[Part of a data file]
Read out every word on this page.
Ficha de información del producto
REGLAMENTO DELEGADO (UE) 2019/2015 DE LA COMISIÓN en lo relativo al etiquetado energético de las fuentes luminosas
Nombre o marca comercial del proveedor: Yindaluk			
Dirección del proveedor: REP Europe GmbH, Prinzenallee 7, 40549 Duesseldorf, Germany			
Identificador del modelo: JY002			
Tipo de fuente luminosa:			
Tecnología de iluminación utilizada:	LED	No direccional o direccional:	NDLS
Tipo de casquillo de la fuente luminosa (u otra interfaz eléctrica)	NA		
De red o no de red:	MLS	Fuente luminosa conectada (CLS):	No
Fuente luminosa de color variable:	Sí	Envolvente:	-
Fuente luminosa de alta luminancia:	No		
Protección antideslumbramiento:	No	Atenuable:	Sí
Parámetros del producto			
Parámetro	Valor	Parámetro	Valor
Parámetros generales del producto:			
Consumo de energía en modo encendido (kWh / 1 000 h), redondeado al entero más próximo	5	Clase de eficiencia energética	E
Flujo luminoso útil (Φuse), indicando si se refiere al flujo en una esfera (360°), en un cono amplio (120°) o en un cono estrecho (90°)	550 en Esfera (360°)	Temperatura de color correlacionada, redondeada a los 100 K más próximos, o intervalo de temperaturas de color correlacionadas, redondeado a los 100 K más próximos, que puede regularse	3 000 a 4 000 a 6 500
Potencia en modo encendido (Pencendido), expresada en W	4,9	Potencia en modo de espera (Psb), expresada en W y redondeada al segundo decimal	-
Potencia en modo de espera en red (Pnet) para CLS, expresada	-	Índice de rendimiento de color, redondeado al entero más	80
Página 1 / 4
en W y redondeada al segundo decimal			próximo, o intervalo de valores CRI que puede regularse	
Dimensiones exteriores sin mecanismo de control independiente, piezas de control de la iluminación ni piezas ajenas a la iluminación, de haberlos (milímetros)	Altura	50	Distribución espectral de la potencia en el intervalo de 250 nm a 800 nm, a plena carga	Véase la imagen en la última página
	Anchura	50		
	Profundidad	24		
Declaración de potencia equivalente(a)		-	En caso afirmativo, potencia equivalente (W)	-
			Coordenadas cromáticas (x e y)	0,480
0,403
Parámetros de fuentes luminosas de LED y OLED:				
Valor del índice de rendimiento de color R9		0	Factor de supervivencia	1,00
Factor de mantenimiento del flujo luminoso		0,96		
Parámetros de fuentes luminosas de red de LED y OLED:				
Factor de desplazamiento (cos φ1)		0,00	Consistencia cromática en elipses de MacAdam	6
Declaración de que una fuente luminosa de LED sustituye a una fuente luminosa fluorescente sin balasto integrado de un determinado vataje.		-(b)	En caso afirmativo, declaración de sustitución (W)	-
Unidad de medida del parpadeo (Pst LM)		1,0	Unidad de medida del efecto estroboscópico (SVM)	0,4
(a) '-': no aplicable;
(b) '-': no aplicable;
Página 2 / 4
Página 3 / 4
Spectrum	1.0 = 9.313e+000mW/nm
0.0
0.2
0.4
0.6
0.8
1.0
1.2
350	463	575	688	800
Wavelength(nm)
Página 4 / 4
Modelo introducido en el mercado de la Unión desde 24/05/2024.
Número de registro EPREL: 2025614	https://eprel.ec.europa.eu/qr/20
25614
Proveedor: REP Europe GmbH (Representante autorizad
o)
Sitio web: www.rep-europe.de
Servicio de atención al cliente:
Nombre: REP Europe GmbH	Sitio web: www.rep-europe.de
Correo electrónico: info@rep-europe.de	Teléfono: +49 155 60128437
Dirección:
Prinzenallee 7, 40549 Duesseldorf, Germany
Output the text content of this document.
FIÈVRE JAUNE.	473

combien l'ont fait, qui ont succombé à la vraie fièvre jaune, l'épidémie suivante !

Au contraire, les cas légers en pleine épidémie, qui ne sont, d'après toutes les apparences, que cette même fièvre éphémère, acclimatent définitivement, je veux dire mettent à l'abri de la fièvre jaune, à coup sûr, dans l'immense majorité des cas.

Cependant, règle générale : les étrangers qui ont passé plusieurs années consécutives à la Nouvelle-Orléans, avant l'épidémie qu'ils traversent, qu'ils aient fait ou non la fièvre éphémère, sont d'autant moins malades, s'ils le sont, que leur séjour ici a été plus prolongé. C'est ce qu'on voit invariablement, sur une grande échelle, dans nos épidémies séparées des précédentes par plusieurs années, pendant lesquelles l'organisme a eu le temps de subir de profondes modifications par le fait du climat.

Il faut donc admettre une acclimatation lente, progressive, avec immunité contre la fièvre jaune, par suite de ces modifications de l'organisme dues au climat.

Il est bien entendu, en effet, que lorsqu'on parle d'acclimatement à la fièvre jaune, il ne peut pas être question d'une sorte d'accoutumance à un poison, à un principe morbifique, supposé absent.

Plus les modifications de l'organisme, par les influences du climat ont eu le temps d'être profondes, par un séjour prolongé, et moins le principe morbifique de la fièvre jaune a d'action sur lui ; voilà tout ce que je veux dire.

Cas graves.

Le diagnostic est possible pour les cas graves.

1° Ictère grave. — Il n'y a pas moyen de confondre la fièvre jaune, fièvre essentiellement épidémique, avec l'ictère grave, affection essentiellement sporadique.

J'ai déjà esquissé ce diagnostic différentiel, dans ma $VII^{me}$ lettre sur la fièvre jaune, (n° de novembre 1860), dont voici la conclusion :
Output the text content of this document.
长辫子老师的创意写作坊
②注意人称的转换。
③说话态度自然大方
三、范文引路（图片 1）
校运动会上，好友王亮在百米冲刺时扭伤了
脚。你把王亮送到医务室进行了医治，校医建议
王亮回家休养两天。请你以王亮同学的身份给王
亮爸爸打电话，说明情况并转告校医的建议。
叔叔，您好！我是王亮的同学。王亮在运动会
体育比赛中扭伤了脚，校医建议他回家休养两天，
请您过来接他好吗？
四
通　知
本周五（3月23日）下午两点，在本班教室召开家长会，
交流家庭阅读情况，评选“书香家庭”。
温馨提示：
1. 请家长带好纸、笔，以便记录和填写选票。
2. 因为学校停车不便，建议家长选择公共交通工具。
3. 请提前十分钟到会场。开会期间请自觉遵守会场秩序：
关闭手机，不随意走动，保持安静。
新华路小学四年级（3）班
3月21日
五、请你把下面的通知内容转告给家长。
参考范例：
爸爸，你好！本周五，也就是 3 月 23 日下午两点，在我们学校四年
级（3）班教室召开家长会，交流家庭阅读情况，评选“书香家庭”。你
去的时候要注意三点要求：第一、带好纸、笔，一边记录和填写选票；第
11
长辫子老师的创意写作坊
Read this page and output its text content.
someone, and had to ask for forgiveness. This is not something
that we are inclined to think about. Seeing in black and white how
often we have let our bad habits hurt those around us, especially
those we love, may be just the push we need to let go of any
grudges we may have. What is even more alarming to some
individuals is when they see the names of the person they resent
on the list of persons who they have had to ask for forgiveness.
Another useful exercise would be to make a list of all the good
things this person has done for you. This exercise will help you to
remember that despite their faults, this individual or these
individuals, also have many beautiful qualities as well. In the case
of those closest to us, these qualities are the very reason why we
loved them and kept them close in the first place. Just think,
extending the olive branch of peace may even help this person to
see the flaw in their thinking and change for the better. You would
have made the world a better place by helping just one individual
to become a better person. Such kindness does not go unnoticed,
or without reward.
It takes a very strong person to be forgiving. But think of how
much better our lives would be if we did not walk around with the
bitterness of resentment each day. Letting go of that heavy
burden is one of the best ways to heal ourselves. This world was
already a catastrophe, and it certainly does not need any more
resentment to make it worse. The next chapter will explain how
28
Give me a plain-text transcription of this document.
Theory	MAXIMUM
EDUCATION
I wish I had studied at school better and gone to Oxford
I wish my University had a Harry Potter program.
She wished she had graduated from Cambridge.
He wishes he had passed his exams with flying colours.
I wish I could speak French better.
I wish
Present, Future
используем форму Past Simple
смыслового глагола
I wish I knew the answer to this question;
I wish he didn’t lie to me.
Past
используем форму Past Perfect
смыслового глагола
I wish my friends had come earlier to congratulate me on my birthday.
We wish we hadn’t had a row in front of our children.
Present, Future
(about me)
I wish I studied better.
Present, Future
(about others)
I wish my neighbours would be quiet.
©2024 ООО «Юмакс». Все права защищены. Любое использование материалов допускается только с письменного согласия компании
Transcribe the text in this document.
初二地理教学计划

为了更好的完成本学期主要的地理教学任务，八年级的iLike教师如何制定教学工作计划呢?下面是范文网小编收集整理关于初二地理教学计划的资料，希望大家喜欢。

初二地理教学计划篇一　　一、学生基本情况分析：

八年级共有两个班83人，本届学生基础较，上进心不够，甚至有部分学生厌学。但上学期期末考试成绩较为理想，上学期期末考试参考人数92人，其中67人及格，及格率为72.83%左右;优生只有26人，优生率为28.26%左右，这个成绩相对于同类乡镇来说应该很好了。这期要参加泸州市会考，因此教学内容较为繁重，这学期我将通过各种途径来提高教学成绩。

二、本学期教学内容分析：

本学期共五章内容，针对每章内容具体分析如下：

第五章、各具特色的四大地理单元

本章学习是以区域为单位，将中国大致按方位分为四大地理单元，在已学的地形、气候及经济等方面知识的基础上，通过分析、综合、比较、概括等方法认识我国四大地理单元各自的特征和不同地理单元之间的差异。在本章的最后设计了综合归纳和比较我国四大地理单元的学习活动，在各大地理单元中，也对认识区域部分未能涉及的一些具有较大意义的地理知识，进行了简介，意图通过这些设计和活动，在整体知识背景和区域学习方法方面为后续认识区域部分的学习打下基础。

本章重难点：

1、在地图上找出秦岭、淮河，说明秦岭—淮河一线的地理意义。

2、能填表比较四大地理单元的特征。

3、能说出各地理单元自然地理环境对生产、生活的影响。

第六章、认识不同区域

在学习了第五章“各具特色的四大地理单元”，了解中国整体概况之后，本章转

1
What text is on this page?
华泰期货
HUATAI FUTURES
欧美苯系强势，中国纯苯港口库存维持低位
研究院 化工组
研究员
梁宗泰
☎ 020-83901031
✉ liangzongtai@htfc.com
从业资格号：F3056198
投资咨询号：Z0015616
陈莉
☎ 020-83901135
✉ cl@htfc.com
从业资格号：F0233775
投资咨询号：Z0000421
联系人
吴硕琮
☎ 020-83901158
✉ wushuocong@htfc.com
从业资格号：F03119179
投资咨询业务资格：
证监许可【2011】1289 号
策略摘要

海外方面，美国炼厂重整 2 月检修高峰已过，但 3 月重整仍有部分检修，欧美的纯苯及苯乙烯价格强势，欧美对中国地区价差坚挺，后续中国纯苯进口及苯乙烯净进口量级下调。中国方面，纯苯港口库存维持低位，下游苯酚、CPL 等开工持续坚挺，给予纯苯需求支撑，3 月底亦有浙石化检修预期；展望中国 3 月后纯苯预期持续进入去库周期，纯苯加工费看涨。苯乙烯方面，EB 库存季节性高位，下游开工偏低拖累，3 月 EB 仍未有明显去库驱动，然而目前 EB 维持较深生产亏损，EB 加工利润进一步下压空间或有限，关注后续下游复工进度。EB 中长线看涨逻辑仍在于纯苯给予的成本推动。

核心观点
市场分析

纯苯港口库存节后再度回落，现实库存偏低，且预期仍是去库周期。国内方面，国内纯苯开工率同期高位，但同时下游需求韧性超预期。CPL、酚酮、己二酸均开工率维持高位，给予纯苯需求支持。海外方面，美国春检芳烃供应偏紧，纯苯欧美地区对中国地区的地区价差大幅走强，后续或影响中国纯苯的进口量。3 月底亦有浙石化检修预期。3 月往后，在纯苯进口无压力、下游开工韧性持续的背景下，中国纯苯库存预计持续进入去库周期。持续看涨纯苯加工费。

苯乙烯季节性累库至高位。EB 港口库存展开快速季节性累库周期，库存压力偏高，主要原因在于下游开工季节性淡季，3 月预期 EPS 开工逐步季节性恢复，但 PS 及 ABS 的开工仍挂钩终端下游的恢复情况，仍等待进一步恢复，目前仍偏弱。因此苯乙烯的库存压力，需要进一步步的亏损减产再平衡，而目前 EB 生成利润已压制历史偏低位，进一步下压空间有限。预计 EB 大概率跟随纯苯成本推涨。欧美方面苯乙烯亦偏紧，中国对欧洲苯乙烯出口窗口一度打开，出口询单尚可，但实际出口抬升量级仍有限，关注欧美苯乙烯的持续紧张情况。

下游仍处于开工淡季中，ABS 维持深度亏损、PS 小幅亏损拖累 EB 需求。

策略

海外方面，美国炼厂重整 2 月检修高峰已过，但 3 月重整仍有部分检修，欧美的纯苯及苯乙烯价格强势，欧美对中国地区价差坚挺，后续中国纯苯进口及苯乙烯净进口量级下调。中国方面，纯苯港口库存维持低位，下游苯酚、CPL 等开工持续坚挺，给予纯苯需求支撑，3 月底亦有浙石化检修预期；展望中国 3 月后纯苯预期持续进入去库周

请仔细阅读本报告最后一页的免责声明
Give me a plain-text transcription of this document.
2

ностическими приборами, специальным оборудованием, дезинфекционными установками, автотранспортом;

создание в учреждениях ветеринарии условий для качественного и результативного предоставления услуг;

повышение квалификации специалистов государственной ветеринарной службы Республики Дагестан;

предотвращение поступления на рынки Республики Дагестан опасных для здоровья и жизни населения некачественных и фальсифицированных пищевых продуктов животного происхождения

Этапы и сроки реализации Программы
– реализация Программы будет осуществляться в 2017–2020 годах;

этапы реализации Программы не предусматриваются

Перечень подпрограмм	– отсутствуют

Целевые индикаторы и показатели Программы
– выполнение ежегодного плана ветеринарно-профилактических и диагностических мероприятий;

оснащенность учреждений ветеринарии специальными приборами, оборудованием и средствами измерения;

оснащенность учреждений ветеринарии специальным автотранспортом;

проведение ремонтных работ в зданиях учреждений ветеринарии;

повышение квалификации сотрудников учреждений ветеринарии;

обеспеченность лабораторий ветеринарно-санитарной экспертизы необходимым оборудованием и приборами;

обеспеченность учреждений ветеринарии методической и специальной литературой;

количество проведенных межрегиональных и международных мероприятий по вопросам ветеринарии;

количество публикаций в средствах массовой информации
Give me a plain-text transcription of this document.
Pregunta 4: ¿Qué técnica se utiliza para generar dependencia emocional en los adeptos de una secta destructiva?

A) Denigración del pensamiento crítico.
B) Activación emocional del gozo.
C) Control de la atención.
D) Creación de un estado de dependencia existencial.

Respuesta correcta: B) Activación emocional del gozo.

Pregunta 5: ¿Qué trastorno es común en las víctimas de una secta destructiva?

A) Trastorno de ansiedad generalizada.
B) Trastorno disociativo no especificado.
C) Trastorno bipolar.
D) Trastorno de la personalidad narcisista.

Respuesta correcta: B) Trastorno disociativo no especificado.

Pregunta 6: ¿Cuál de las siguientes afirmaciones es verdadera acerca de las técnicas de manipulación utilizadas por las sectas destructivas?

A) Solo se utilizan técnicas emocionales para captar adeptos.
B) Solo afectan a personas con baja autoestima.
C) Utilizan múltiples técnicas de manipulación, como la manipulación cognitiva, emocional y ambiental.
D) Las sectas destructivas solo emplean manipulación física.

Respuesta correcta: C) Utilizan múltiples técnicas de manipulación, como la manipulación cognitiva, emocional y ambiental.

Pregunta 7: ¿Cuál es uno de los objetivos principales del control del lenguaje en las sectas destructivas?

TO BE DONE:
Using the material above, work out how many lines contain the string "puede". Give that number alone.

RESPONSE FOR THIS EXERCISE:
2